Is this what Sir Bob meant?

I've been puzzling for a while now about Bob Geldof's anti-email tirade (BBC News, 15th November). I wasn't the only one - when I posted the link to my T175 group discussion of the pros & cons of email, it provoked quite an indignant backlash from people who knew how heavily the "Make Poverty History" campaign had relied on emailing.

Most of the follow-up "Have your say" discussion on the BBC site involved people trading "email is great"/"email is a pain" remarks based on its use in office or family, rather than political, contexts.

But I've just come across another condemnation of email as a campaign tool, from an equally surprising source. Jon Lebkowsky, online activist & founding figure in the libertarian EFF (Electronic Frontier Foundation) had this to say in a 1999 article:
Don't confuse email or fax campaigns with action. Decision-makers know how easy it is to create this kind of communication, especially if you're doing little more than typing your name onto a fixed message. If the feedback represents minimal commitment of time and energy, it has lacks weight and makes little impression. Phone calls are better.

_THINGS TO DO_
- A) Can you copy the post on email campaigns word for word, between "Is this what" and "than political, contexts.", inclusive?
- B) In the post on email campaigns, which phrases appear inside quotation marks?

_INFORMATION PROVIDED_

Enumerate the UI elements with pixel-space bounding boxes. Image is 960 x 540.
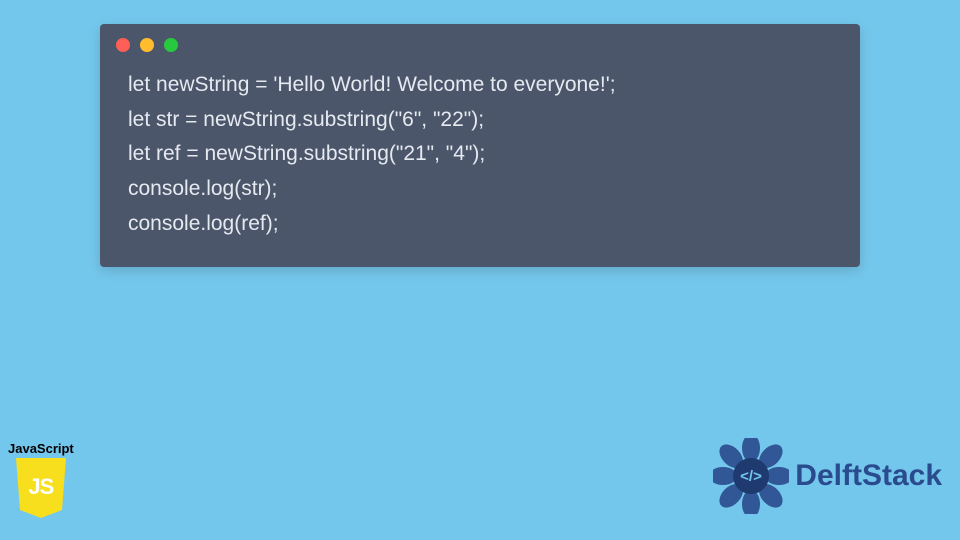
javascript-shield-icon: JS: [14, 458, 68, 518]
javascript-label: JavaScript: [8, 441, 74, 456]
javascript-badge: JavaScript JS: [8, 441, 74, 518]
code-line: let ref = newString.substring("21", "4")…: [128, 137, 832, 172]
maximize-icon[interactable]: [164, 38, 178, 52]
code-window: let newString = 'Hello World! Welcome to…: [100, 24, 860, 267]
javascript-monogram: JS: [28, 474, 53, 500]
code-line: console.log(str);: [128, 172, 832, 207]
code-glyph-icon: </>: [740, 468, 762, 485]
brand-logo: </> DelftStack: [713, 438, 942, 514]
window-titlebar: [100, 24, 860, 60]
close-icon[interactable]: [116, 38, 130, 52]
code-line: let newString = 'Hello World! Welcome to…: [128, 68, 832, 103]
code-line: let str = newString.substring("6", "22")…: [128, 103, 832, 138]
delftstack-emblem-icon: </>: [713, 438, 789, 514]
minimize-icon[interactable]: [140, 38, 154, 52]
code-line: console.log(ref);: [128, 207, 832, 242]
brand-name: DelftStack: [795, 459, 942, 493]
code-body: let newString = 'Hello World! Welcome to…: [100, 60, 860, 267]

---

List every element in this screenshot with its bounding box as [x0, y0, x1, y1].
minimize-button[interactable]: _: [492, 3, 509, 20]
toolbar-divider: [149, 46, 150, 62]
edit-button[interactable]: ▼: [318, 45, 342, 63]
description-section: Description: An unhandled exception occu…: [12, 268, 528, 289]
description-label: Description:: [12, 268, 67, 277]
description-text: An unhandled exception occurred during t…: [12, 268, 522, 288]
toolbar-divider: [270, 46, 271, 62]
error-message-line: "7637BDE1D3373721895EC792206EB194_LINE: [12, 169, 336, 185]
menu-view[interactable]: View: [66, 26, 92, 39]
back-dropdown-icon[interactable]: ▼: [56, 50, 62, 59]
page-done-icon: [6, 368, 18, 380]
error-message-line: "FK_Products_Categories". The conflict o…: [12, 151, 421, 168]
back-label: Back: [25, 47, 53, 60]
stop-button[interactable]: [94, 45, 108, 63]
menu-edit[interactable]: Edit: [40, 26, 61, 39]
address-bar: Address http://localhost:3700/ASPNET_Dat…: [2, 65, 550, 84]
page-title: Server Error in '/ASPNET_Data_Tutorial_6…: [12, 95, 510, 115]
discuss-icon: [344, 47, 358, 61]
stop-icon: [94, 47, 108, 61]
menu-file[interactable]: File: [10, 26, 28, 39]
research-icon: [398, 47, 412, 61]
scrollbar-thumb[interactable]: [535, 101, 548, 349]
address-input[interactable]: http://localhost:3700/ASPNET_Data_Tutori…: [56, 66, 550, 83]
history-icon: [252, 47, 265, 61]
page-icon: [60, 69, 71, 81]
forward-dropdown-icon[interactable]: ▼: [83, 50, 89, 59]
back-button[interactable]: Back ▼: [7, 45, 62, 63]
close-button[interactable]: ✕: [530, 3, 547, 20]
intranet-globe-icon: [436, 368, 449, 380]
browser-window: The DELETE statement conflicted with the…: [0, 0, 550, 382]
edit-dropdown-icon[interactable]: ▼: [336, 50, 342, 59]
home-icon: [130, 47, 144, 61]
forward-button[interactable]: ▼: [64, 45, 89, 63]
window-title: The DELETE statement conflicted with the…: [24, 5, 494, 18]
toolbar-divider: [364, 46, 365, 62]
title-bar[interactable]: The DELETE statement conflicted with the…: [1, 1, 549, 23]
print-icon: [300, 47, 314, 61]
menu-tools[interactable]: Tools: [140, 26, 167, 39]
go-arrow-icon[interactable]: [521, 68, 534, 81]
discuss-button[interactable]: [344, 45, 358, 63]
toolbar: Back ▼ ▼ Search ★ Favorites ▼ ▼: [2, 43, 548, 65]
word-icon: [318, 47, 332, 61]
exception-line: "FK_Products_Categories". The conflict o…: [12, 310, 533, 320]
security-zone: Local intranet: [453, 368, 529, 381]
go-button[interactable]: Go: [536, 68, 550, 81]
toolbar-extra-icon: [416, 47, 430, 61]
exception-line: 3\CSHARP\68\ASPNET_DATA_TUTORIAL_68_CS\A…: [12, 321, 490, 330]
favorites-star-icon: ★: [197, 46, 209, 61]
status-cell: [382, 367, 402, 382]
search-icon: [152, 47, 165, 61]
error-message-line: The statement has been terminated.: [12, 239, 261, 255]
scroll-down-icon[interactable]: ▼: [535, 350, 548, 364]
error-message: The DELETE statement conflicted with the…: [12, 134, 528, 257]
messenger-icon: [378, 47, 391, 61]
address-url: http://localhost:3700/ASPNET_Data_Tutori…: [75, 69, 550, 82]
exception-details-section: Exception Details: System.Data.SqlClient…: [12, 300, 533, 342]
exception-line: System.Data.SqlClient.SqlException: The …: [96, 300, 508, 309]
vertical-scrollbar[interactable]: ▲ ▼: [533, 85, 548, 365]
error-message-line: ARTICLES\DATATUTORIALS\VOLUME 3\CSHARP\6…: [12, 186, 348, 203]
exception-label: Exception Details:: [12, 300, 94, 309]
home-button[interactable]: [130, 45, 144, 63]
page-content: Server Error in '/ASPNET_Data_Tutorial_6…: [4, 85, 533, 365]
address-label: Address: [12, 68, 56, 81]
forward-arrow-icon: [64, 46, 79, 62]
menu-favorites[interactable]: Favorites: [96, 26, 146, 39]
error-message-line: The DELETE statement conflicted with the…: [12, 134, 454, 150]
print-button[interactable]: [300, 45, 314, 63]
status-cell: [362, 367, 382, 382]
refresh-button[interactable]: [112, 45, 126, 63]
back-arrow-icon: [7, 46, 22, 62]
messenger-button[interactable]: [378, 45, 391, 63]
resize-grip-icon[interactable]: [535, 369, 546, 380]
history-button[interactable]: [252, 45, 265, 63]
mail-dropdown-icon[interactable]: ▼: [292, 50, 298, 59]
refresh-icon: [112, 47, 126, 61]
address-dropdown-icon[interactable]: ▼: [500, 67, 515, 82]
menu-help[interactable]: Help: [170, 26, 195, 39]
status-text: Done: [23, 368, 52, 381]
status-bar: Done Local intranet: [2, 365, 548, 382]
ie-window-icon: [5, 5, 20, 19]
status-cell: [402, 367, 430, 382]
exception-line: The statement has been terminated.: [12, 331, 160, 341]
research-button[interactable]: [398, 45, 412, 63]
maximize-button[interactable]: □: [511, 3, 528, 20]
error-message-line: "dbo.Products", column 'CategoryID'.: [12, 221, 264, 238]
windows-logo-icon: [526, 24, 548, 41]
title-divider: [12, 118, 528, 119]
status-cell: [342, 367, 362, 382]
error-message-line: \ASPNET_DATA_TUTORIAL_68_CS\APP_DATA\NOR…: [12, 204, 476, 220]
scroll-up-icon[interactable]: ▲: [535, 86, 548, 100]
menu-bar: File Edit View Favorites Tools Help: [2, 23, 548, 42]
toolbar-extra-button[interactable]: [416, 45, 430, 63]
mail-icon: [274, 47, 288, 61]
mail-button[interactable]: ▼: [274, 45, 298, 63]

...

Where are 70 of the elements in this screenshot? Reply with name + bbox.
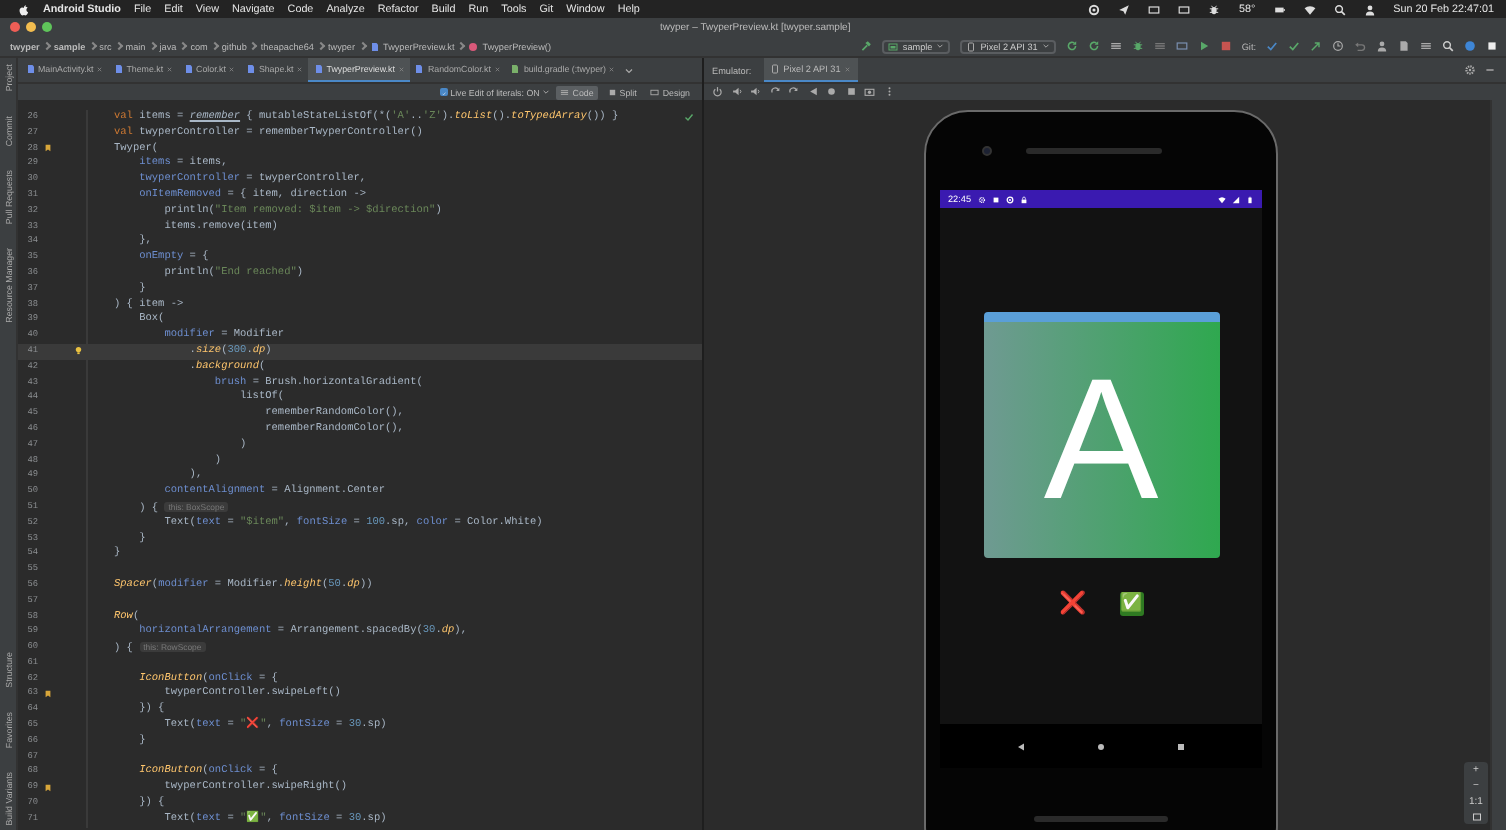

_ANSWERS TO THE EXERCISES_
- A)
Is this what Sir Bob meant?

I've been puzzling for a while now about Bob Geldof's anti-email tirade (BBC News, 15th November). I wasn't the only one - when I posted the link to my T175 group discussion of the pros & cons of email, it provoked quite an indignant backlash from people who knew how heavily the "Make Poverty History" campaign had relied on emailing.

Most of the follow-up "Have your say" discussion on the BBC site involved people trading "email is great"/"email is a pain" remarks based on its use in office or family, rather than political, contexts.

- B)
- "Make Poverty History"
- "Have your say"
- "email is great"
- "email is a pain"